A pior crise dos 25 anos de história da OMC (Organização Mundial do Comércio) é só mais uma na vida da economista Ngozi Okonjo-Iweala, 66, escolhida como a nova diretora-geral da entidade.

Nascida na Nigéria quando o país ainda era colônia britânica, precisou fugir com a família na guerra civil de Biafra, passou fome, dormiu no chão. Décadas depois, foi ameaçada de morte ao combater negócios ilegais de combustível e teve que negociar com sequestradores a libertação de sua mãe, octogenária.

No capítulo profissional, chegou aos EUA aos 18 anos para se graduar e doutorar em duas das mais disputadas universidades do mundo, Harvard e MIT. Foi três vezes ministra da maior e mais populosa nação negra do planeta e descascou abacaxis como o da dívida externa bilionária da Nigéria –abatida em negociação com o Clube de Paris.

A economista Okonjo-Iweala, que viveu mazelas da guerra civil de Biafra e foi ministra da Nigéria três vezes - Fabrice Coffrini-15.jul.20/AFP

Um arrocho fiscal, um programa radical de desregulamentação da economia da Nigéria, uma reforma bancária e outra previdenciária também estão no seu currículo, ao lado da privatização de diversos serviços nacionais.

:: Tarefa 1 ::
Relacione todas as medidas que, conforme o parágrafo iniciado por "Um arrocho fiscal", constam do currículo de Ngozi Okonjo-Iweala no texto sobre sua trajetória.
:: Tarefa 2 ::
Prossiga com o texto sobre a trajetória de Ngozi Okonjo-Iweala a partir do ponto em que ele termina.
As linhas que vêm depois do texto constituem material à parte, sem relação com ele.

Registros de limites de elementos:
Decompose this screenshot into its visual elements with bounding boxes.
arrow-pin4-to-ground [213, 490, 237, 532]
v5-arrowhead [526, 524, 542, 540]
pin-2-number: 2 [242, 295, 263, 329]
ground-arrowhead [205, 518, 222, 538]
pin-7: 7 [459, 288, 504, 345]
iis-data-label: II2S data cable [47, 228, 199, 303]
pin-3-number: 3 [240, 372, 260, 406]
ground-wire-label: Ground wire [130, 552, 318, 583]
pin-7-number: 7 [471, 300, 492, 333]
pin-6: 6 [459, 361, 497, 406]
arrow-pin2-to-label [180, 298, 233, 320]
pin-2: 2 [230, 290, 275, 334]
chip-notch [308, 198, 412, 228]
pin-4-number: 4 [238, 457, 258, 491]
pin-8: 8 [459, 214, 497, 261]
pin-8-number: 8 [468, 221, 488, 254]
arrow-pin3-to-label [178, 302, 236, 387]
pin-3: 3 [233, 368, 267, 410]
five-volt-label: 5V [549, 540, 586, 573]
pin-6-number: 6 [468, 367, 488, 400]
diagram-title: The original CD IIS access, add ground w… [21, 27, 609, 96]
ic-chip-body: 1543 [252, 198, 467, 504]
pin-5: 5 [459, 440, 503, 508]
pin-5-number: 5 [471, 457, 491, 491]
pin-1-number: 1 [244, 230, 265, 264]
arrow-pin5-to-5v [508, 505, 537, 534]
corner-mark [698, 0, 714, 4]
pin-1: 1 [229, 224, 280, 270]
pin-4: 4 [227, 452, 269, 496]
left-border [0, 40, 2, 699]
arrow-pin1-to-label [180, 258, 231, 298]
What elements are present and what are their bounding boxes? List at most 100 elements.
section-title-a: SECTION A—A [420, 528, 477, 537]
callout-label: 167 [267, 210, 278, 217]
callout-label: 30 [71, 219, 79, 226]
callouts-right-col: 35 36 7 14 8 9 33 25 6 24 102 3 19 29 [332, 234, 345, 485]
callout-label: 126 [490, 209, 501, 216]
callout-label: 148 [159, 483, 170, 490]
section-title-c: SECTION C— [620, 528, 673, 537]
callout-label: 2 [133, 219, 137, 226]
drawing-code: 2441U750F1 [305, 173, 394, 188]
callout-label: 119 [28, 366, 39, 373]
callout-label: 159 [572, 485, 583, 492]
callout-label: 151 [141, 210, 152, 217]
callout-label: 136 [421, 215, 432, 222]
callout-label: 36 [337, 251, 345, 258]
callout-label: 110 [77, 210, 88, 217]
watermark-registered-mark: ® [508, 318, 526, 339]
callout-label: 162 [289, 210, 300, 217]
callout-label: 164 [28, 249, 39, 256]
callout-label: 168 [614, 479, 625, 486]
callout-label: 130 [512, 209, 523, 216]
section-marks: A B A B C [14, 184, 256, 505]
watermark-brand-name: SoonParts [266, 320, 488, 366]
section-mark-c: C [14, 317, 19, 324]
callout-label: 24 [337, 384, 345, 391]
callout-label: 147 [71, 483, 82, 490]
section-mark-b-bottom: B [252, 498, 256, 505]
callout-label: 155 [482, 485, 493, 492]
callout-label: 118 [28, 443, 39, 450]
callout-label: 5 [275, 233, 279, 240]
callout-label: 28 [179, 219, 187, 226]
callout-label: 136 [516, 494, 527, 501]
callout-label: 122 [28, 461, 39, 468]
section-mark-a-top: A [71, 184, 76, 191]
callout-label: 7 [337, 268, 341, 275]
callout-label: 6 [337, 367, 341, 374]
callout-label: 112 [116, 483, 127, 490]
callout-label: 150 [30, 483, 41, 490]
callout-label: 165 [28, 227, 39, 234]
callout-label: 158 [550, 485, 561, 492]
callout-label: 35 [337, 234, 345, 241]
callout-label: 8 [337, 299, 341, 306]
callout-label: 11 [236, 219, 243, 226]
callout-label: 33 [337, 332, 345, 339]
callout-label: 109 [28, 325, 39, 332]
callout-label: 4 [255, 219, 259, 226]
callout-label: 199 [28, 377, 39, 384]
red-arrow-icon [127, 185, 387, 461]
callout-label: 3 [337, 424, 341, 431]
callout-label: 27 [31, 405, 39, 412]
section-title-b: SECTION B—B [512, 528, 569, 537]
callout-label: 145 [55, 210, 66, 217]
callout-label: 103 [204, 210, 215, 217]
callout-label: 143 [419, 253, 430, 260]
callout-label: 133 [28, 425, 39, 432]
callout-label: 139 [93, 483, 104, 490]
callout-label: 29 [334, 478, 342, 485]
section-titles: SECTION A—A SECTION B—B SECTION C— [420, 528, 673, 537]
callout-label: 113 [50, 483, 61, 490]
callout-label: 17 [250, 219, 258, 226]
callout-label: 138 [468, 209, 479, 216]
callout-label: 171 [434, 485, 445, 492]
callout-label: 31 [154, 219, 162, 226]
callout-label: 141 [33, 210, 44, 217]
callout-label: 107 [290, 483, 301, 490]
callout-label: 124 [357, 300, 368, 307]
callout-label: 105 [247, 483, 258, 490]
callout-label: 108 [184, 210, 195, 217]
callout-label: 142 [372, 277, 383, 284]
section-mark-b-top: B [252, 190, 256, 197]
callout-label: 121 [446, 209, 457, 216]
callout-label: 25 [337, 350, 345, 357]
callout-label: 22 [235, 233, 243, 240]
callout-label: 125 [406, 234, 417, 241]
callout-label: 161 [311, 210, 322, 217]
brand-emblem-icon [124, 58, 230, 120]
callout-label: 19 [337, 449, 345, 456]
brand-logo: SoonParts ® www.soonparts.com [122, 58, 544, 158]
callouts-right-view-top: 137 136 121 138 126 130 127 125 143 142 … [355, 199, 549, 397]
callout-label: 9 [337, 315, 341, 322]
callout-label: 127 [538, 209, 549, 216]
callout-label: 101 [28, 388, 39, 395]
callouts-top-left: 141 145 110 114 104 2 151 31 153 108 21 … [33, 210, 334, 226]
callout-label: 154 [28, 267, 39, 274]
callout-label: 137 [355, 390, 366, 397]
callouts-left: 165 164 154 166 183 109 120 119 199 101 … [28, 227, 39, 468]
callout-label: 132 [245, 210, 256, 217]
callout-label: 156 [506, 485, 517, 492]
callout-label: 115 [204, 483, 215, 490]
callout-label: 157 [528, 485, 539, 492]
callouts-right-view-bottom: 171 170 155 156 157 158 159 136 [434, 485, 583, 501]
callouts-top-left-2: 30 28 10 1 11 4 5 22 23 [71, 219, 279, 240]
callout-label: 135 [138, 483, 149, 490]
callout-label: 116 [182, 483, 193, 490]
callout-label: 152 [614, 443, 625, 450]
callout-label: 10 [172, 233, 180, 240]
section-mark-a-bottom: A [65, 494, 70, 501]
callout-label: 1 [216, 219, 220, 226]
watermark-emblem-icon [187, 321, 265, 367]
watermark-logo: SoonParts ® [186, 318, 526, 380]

:: Resposta esperada 1 ::
- Um arrocho fiscal
- Um programa radical de desregulamentação da economia da Nigéria
- Uma reforma bancária
- Uma reforma previdenciária
- A privatização de diversos serviços nacionais

:: Resposta esperada 2 ::
A escolha como nova diretora-geral da OMC, que foi consumada em reunião dos países membros nesta segunda-feira (15), também passou por solavancos. A nigeriana deixou seis candidatos para trás e chegou à fase final da disputa, mas foi barrada pela gestão do ex-presidente americano Donald Trump, em outubro.

A seleção para a nova chefia ficou parada até o último dia 5, quando Joe Biden, o novo ocupante da Casa Branca, deu finalmente o sinal verde.

Quando ocupar seu escritório em Genebra, Okonjo-Iewala completa sua quarta vez como “a primeira a” superar algum marco importante. As três anteriores foram como primeira mulher a ocupar os ministérios nigerianos das Finanças (2003–2006; 2011–2015) e das Relações Exteriores (2006) e como primeira candidata negra a concorrer à presidência do Banco Mundial, em 2012.

Na OMC, a dose é tripla: será a primeira mulher, a primeira africana e a primeira negra.

Okonjo-Iweala é descrita por economistas e operadores que já trabalharam a seu lado como alguém “que enche a sala quando entra”, e isso não se deve a seus coloridos vestidos de Ankara (tecidos africanos estampados com o uso de cera) ou ao estilo próprio de arrumar os turbantes de mesmo padrão.

Ela tem liderança, luz própria e até certa sedução, afirmou um ex-colega, que preferiu não se identificar. No resumo de um analista brasileiro que já cruzou com a ex-ministra em corredores internacionais, Okonjo-Iewala tem “borogodó”.

No Banco Mundial, a especialista em economia do desenvolvimento começou como estagiária e chegou a diretora-administrativa, o segundo posto mais importante na hierarquia. Cotada para substituir Robert Zoellick como presidente, perdeu a vaga para Jim Yong Kim, mas deixou Washington com credenciais para rebater as críticas de que não tem experiência em comércio.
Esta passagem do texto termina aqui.